• _GIVEN PROBLEM_: Provide the records once more, identical to the original.

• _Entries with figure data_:
%%

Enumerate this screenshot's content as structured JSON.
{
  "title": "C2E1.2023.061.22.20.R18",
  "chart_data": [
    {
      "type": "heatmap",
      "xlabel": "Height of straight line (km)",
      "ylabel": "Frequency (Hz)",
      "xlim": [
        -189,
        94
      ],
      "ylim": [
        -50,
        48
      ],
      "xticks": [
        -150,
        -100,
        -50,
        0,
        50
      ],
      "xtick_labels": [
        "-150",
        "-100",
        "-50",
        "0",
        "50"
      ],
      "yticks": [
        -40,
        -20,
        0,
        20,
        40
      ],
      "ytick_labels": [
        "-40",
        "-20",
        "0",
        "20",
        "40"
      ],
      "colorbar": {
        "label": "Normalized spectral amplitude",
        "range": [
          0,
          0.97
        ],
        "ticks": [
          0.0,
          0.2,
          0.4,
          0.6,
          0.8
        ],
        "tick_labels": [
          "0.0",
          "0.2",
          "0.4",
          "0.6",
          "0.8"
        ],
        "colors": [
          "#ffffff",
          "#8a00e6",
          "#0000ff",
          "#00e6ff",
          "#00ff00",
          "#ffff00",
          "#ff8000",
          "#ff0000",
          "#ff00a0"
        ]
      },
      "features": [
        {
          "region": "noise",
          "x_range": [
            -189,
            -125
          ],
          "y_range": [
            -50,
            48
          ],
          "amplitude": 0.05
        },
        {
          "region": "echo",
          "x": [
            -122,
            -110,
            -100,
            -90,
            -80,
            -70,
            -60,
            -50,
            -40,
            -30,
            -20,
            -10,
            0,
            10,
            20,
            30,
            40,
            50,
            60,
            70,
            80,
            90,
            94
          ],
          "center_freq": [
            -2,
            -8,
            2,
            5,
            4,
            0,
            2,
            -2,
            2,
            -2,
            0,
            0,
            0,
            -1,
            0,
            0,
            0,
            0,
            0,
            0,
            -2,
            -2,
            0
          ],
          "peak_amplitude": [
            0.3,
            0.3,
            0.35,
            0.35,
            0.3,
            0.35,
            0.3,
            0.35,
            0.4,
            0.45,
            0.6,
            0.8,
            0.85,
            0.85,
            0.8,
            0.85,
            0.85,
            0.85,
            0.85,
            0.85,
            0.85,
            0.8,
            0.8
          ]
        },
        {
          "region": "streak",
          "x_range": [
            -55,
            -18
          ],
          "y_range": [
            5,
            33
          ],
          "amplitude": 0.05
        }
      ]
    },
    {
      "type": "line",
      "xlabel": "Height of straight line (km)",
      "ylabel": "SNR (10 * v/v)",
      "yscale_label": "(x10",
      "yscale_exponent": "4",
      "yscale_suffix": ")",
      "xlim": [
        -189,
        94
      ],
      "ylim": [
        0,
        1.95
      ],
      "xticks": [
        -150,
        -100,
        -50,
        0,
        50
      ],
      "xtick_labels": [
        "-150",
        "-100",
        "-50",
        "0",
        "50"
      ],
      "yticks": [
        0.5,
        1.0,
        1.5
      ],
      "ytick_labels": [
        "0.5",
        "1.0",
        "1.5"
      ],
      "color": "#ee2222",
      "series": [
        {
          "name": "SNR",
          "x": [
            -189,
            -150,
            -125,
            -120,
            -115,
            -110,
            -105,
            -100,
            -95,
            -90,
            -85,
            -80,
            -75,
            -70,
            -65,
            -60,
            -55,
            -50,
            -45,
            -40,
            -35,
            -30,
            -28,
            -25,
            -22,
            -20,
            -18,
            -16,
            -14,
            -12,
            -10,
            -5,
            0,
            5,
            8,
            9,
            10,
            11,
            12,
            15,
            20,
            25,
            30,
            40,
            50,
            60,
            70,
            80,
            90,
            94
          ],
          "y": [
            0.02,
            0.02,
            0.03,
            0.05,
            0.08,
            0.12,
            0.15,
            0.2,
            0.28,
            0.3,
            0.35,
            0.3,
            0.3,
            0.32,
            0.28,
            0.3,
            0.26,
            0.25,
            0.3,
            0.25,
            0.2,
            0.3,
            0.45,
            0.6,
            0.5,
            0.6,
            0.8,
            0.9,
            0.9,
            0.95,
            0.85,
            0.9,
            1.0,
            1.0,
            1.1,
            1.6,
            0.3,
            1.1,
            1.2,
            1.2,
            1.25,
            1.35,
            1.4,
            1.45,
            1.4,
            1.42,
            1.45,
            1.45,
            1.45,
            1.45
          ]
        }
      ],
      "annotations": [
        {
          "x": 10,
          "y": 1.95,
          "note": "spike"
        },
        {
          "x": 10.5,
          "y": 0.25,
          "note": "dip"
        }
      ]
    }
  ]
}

%%

• _EXPECTED ANSWER_:
Enumerate this screenshot's content as structured JSON.
{
  "title": "C2E1.2023.061.22.20.R18",
  "chart_data": [
    {
      "type": "heatmap",
      "xlabel": "Height of straight line (km)",
      "ylabel": "Frequency (Hz)",
      "xlim": [
        -189,
        94
      ],
      "ylim": [
        -50,
        48
      ],
      "xticks": [
        -150,
        -100,
        -50,
        0,
        50
      ],
      "xtick_labels": [
        "-150",
        "-100",
        "-50",
        "0",
        "50"
      ],
      "yticks": [
        -40,
        -20,
        0,
        20,
        40
      ],
      "ytick_labels": [
        "-40",
        "-20",
        "0",
        "20",
        "40"
      ],
      "colorbar": {
        "label": "Normalized spectral amplitude",
        "range": [
          0,
          0.97
        ],
        "ticks": [
          0.0,
          0.2,
          0.4,
          0.6,
          0.8
        ],
        "tick_labels": [
          "0.0",
          "0.2",
          "0.4",
          "0.6",
          "0.8"
        ],
        "colors": [
          "#ffffff",
          "#8a00e6",
          "#0000ff",
          "#00e6ff",
          "#00ff00",
          "#ffff00",
          "#ff8000",
          "#ff0000",
          "#ff00a0"
        ]
      },
      "features": [
        {
          "region": "noise",
          "x_range": [
            -189,
            -125
          ],
          "y_range": [
            -50,
            48
          ],
          "amplitude": 0.05
        },
        {
          "region": "echo",
          "x": [
            -122,
            -110,
            -100,
            -90,
            -80,
            -70,
            -60,
            -50,
            -40,
            -30,
            -20,
            -10,
            0,
            10,
            20,
            30,
            40,
            50,
            60,
            70,
            80,
            90,
            94
          ],
          "center_freq": [
            -2,
            -8,
            2,
            5,
            4,
            0,
            2,
            -2,
            2,
            -2,
            0,
            0,
            0,
            -1,
            0,
            0,
            0,
            0,
            0,
            0,
            -2,
            -2,
            0
          ],
          "peak_amplitude": [
            0.3,
            0.3,
            0.35,
            0.35,
            0.3,
            0.35,
            0.3,
            0.35,
            0.4,
            0.45,
            0.6,
            0.8,
            0.85,
            0.85,
            0.8,
            0.85,
            0.85,
            0.85,
            0.85,
            0.85,
            0.85,
            0.8,
            0.8
          ]
        },
        {
          "region": "streak",
          "x_range": [
            -55,
            -18
          ],
          "y_range": [
            5,
            33
          ],
          "amplitude": 0.05
        }
      ]
    },
    {
      "type": "line",
      "xlabel": "Height of straight line (km)",
      "ylabel": "SNR (10 * v/v)",
      "yscale_label": "(x10",
      "yscale_exponent": "4",
      "yscale_suffix": ")",
      "xlim": [
        -189,
        94
      ],
      "ylim": [
        0,
        1.95
      ],
      "xticks": [
        -150,
        -100,
        -50,
        0,
        50
      ],
      "xtick_labels": [
        "-150",
        "-100",
        "-50",
        "0",
        "50"
      ],
      "yticks": [
        0.5,
        1.0,
        1.5
      ],
      "ytick_labels": [
        "0.5",
        "1.0",
        "1.5"
      ],
      "color": "#ee2222",
      "series": [
        {
          "name": "SNR",
          "x": [
            -189,
            -150,
            -125,
            -120,
            -115,
            -110,
            -105,
            -100,
            -95,
            -90,
            -85,
            -80,
            -75,
            -70,
            -65,
            -60,
            -55,
            -50,
            -45,
            -40,
            -35,
            -30,
            -28,
            -25,
            -22,
            -20,
            -18,
            -16,
            -14,
            -12,
            -10,
            -5,
            0,
            5,
            8,
            9,
            10,
            11,
            12,
            15,
            20,
            25,
            30,
            40,
            50,
            60,
            70,
            80,
            90,
            94
          ],
          "y": [
            0.02,
            0.02,
            0.03,
            0.05,
            0.08,
            0.12,
            0.15,
            0.2,
            0.28,
            0.3,
            0.35,
            0.3,
            0.3,
            0.32,
            0.28,
            0.3,
            0.26,
            0.25,
            0.3,
            0.25,
            0.2,
            0.3,
            0.45,
            0.6,
            0.5,
            0.6,
            0.8,
            0.9,
            0.9,
            0.95,
            0.85,
            0.9,
            1.0,
            1.0,
            1.1,
            1.6,
            0.3,
            1.1,
            1.2,
            1.2,
            1.25,
            1.35,
            1.4,
            1.45,
            1.4,
            1.42,
            1.45,
            1.45,
            1.45,
            1.45
          ]
        }
      ],
      "annotations": [
        {
          "x": 10,
          "y": 1.95,
          "note": "spike"
        },
        {
          "x": 10.5,
          "y": 0.25,
          "note": "dip"
        }
      ]
    }
  ]
}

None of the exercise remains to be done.